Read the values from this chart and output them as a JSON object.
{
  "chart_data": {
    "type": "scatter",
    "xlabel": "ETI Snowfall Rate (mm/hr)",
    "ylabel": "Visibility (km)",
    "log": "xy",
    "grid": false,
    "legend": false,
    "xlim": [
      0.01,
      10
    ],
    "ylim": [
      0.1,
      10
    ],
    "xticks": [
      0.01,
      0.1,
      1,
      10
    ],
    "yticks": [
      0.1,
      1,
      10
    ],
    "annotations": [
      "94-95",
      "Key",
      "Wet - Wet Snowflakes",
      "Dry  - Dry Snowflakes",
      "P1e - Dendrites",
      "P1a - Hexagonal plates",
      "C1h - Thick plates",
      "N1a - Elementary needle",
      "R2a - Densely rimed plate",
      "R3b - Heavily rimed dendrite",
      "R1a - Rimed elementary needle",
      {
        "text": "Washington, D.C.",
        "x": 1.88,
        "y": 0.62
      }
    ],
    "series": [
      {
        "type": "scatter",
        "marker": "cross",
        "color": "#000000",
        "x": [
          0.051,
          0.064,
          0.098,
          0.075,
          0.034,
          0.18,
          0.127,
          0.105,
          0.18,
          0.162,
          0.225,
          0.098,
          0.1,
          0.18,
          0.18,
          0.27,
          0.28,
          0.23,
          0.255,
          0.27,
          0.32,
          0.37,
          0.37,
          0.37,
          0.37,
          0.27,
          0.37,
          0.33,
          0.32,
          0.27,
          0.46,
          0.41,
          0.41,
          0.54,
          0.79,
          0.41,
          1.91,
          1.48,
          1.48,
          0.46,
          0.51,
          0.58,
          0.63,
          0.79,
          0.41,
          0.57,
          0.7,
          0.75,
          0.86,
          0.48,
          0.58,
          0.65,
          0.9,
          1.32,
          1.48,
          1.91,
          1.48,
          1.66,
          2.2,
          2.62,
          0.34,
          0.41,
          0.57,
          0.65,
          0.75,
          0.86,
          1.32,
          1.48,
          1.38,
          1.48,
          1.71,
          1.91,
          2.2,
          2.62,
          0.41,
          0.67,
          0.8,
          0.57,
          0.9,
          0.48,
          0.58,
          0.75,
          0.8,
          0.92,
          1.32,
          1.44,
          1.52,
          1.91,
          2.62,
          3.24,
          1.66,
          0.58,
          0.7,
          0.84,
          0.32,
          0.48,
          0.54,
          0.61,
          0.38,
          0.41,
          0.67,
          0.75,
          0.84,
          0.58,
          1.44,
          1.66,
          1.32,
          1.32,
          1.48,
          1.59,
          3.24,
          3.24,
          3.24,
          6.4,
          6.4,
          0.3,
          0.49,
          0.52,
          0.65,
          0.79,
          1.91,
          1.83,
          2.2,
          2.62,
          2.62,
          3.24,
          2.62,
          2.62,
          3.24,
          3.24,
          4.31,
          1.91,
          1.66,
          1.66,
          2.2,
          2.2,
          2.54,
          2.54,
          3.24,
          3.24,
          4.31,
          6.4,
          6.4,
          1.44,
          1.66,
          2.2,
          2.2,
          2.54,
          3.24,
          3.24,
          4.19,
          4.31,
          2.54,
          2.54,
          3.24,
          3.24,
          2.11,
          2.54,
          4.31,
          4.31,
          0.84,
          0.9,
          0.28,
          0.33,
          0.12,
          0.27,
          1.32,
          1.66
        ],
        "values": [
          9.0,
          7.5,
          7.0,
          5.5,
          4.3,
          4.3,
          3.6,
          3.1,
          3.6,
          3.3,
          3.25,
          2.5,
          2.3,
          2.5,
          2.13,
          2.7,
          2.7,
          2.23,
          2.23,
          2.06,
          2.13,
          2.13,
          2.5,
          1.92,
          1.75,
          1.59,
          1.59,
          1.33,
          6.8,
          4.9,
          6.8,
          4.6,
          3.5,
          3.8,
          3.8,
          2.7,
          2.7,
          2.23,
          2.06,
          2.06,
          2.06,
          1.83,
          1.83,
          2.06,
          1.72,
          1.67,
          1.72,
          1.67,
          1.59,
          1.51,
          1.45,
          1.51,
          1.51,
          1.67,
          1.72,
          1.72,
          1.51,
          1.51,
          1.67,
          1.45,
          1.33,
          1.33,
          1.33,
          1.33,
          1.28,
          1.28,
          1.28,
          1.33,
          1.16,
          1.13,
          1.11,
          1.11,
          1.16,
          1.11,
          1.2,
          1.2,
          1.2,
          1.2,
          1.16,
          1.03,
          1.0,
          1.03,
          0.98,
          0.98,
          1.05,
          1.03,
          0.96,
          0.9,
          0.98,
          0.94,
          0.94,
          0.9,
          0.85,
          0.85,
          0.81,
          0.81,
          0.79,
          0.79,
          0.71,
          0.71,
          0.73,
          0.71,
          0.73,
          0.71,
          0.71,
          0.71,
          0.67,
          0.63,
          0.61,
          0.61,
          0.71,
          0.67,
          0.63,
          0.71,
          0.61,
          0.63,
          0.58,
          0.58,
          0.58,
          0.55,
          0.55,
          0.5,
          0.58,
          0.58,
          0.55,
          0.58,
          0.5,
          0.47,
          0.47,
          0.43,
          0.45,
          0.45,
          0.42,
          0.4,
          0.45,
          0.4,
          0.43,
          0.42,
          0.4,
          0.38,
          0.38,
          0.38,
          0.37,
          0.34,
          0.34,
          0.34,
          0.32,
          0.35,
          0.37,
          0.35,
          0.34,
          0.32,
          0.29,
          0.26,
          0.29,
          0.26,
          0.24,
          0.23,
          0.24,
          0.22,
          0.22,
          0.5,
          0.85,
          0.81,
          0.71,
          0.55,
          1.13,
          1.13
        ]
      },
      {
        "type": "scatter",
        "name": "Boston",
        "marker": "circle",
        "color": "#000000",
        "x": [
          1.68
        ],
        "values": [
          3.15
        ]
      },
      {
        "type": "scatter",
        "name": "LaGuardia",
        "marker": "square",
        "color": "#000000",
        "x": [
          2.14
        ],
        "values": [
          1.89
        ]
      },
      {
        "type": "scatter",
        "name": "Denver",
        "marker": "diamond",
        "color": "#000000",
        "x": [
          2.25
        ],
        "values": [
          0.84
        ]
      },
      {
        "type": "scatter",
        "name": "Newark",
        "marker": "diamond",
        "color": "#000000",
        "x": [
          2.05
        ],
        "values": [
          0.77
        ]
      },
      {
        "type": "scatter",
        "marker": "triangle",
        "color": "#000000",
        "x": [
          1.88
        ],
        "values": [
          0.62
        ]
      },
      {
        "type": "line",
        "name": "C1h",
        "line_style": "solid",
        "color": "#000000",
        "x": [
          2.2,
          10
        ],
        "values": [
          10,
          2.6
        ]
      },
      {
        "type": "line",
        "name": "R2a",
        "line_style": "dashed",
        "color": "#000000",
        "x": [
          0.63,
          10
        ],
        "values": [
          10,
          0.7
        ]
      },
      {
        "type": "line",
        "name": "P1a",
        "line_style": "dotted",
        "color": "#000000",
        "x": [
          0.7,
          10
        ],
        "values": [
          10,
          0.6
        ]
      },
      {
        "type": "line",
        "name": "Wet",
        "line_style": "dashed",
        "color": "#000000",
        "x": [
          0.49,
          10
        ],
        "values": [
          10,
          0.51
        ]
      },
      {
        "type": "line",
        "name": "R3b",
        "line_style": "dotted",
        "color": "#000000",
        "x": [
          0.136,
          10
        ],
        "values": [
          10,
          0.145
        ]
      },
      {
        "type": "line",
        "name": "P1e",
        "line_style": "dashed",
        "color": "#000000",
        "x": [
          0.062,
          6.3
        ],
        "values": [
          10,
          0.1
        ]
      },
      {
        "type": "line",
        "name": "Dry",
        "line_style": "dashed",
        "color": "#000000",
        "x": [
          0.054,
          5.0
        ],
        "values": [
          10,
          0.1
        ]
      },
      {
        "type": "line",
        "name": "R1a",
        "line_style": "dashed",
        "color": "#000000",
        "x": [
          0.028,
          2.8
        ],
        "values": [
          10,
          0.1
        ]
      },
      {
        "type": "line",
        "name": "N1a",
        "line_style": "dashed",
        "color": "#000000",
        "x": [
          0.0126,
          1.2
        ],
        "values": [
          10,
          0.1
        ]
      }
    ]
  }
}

┄┄┄┄┄┄┄┄┄┄

# [DO THIS]
State the number of lines in the records that contain the string "plates", and nothing more.

# [COMPLETE RESPONSE]
2